## Dataset content
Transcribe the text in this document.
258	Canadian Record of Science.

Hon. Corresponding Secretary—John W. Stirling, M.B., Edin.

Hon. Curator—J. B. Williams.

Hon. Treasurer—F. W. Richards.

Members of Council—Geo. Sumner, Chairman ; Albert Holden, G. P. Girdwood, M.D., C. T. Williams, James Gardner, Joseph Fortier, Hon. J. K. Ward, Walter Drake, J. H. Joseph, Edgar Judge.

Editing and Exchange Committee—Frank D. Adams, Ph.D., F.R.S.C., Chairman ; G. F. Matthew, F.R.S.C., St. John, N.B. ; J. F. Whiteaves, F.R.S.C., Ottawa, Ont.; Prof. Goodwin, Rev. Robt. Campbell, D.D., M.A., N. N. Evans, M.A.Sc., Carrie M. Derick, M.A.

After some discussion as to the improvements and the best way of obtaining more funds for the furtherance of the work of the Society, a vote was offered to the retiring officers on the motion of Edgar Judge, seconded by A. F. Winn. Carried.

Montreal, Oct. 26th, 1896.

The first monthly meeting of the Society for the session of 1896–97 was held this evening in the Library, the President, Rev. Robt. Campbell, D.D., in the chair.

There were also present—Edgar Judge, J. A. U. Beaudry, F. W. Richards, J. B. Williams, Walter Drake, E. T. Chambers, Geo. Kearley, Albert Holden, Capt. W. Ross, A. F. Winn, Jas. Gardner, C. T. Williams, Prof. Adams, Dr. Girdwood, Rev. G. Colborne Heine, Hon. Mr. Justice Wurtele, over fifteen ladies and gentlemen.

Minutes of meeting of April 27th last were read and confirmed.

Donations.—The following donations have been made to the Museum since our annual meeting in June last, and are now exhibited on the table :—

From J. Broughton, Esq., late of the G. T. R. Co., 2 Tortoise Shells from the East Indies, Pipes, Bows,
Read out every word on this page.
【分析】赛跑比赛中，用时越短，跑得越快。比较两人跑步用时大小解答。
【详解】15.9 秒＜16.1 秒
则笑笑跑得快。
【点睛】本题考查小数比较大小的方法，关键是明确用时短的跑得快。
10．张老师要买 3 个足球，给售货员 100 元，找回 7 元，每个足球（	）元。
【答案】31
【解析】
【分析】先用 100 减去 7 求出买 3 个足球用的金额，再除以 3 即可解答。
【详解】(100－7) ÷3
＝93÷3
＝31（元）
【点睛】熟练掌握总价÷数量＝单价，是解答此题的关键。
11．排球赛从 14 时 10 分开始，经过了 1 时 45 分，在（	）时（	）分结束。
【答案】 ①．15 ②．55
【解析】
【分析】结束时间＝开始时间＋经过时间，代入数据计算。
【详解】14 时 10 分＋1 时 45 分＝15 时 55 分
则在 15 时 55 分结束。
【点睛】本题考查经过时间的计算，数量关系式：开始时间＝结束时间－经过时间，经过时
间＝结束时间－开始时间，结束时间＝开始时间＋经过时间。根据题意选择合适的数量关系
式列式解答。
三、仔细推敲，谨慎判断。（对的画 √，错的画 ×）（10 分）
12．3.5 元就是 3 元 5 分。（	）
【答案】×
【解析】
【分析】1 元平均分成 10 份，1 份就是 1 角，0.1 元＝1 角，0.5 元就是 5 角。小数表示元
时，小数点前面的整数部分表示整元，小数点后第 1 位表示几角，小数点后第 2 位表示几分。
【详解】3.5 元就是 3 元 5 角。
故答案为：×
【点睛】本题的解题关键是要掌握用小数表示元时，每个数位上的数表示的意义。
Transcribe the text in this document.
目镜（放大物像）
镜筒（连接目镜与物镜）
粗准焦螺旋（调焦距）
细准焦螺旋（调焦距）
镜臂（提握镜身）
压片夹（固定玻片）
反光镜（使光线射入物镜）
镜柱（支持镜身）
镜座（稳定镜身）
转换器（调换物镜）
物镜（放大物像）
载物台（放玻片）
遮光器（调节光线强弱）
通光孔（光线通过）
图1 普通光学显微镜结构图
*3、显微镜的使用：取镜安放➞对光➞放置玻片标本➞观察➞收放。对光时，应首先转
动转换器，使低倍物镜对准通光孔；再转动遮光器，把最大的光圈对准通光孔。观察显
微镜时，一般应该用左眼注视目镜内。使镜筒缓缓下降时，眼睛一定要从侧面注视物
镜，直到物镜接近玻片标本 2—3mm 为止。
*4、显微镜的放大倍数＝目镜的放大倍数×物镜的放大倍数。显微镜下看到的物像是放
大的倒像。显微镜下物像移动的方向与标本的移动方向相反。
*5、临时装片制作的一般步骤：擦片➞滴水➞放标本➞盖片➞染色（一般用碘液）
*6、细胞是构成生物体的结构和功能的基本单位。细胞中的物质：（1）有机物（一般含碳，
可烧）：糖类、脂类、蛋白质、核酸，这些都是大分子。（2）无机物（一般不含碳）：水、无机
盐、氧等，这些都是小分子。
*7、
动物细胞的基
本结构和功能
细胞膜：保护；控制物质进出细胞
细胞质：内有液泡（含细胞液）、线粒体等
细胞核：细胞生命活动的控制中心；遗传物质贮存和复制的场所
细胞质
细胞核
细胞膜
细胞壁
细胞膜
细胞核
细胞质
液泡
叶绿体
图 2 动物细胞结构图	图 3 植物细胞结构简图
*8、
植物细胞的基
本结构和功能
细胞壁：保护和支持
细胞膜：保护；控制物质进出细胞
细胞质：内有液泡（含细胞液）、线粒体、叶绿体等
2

## Do this
Scan the listing above for the word "Richards" and show each line where it is found.

## Task solution
Hon. Treasurer—F. W. Richards.
There were also present—Edgar Judge, J. A. U. Beaudry, F. W. Richards, J. B. Williams, Walter Drake, E. T. Chambers, Geo. Kearley, Albert Holden, Capt. W. Ross, A. F. Winn, Jas. Gardner, C. T. Williams, Prof. Adams, Dr. Girdwood, Rev. G. Colborne Heine, Hon. Mr. Justice Wurtele, over fifteen ladies and gentlemen.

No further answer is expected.